### DATASET RECORDS ###
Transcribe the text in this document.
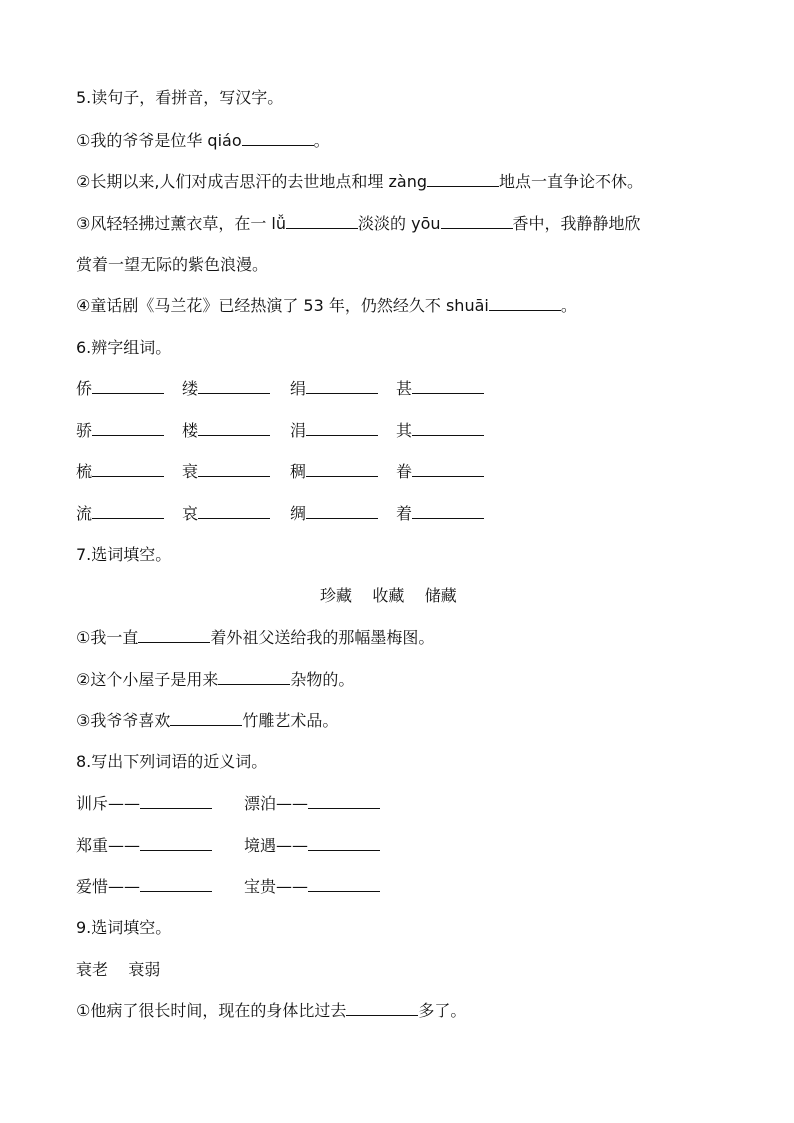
5.读句子，看拼音，写汉字。
①我的爷爷是位华 qiáo	。
②长期以来,人们对成吉思汗的去世地点和埋 zàng	地点一直争论不休。
③风轻轻拂过薰衣草，在一 lǚ	淡淡的 yōu	香中，我静静地欣
赏着一望无际的紫色浪漫。
④童话剧《马兰花》已经热演了 53 年，仍然经久不 shuāi	。
6.辨字组词。
侨	缕	绢	甚
骄	楼	涓	其
梳	衰	稠	眷
流	哀	绸	着
7.选词填空。
珍藏    收藏    储藏
①我一直	着外祖父送给我的那幅墨梅图。
②这个小屋子是用来	杂物的。
③我爷爷喜欢	竹雕艺术品。
8.写出下列词语的近义词。
训斥——	漂泊——
郑重——	境遇——
爱惜——	宝贵——
9.选词填空。
衰老    衰弱
①他病了很长时间，现在的身体比过去	多了。
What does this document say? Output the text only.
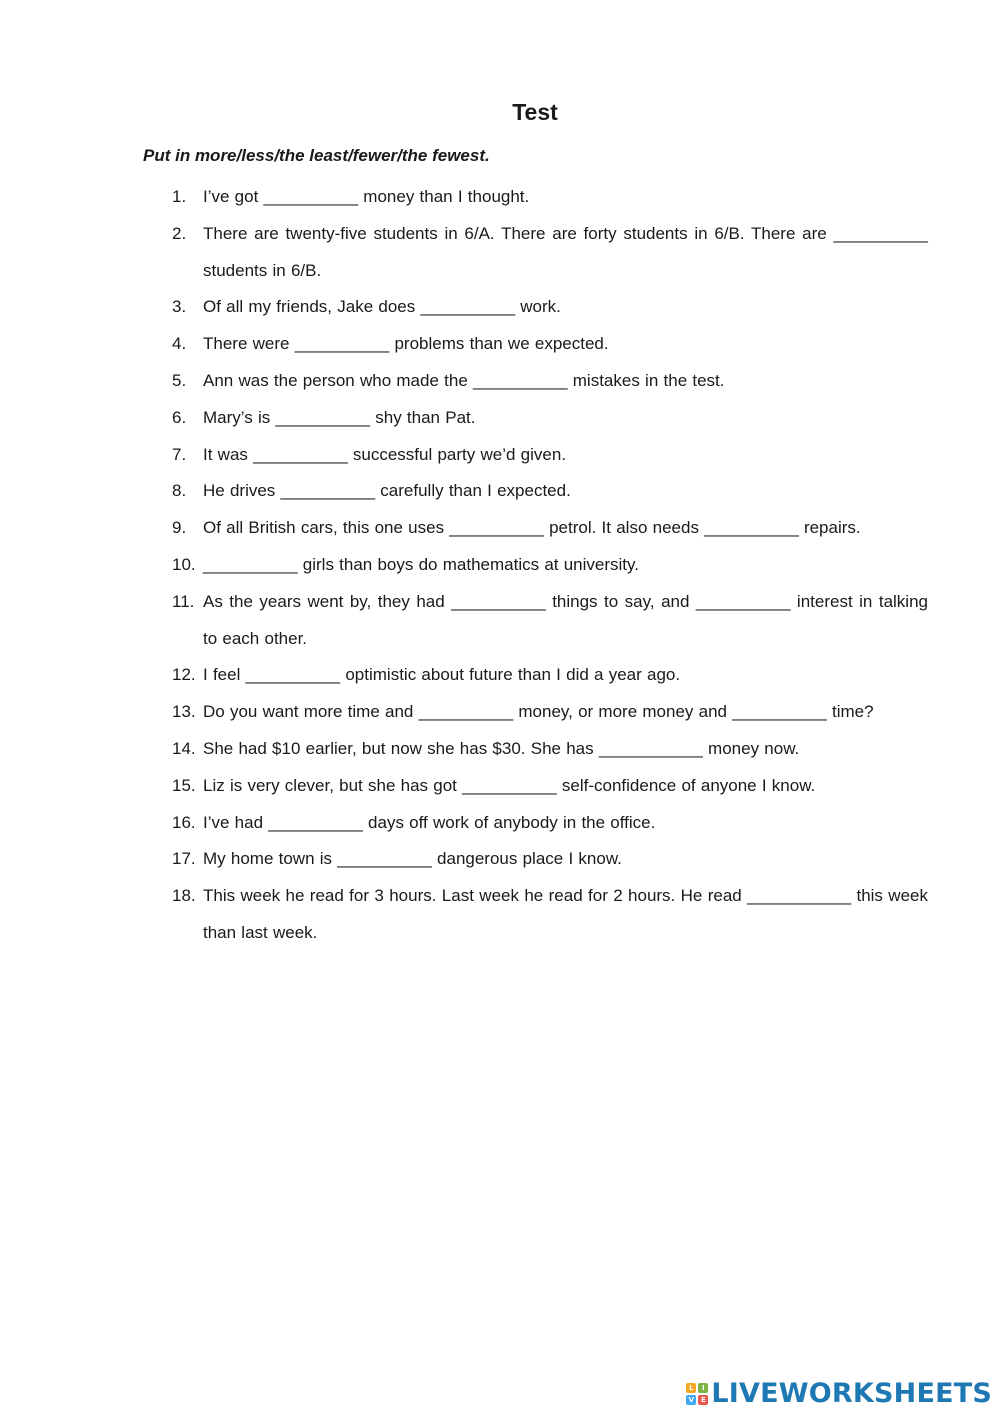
Test

Put in more/less/the least/fewer/the fewest.

1. I’ve got __________ money than I thought.
2. There are twenty-five students in 6/A. There are forty students in 6/B. There are __________ students in 6/B.
3. Of all my friends, Jake does __________ work.
4. There were __________ problems than we expected.
5. Ann was the person who made the __________ mistakes in the test.
6. Mary’s is __________ shy than Pat.
7. It was __________ successful party we’d given.
8. He drives __________ carefully than I expected.
9. Of all British cars, this one uses __________ petrol. It also needs __________ repairs.
10. __________ girls than boys do mathematics at university.
11. As the years went by, they had __________ things to say, and __________ interest in talking to each other.
12. I feel __________ optimistic about future than I did a year ago.
13. Do you want more time and __________ money, or more money and __________ time?
14. She had $10 earlier, but now she has $30. She has ___________ money now.
15. Liz is very clever, but she has got __________ self-confidence of anyone I know.
16. I’ve had __________ days off work of anybody in the office.
17. My home town is __________ dangerous place I know.
18. This week he read for 3 hours. Last week he read for 2 hours. He read ___________ this week than last week.
L	I
V E LIVEWORKSHEETS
###
Restate the whole listing above exactly, please, omitting every image.

Transcribe the text in this document.
5.读句子，看拼音，写汉字。
①我的爷爷是位华 qiáo	。
②长期以来,人们对成吉思汗的去世地点和埋 zàng	地点一直争论不休。
③风轻轻拂过薰衣草，在一 lǚ	淡淡的 yōu	香中，我静静地欣
赏着一望无际的紫色浪漫。
④童话剧《马兰花》已经热演了 53 年，仍然经久不 shuāi	。
6.辨字组词。
侨	缕	绢	甚
骄	楼	涓	其
梳	衰	稠	眷
流	哀	绸	着
7.选词填空。
珍藏    收藏    储藏
①我一直	着外祖父送给我的那幅墨梅图。
②这个小屋子是用来	杂物的。
③我爷爷喜欢	竹雕艺术品。
8.写出下列词语的近义词。
训斥——	漂泊——
郑重——	境遇——
爱惜——	宝贵——
9.选词填空。
衰老    衰弱
①他病了很长时间，现在的身体比过去	多了。
What does this document say? Output the text only.
Test

Put in more/less/the least/fewer/the fewest.

1. I’ve got __________ money than I thought.
2. There are twenty-five students in 6/A. There are forty students in 6/B. There are __________ students in 6/B.
3. Of all my friends, Jake does __________ work.
4. There were __________ problems than we expected.
5. Ann was the person who made the __________ mistakes in the test.
6. Mary’s is __________ shy than Pat.
7. It was __________ successful party we’d given.
8. He drives __________ carefully than I expected.
9. Of all British cars, this one uses __________ petrol. It also needs __________ repairs.
10. __________ girls than boys do mathematics at university.
11. As the years went by, they had __________ things to say, and __________ interest in talking to each other.
12. I feel __________ optimistic about future than I did a year ago.
13. Do you want more time and __________ money, or more money and __________ time?
14. She had $10 earlier, but now she has $30. She has ___________ money now.
15. Liz is very clever, but she has got __________ self-confidence of anyone I know.
16. I’ve had __________ days off work of anybody in the office.
17. My home town is __________ dangerous place I know.
18. This week he read for 3 hours. Last week he read for 2 hours. He read ___________ this week than last week.
L	I
V E LIVEWORKSHEETS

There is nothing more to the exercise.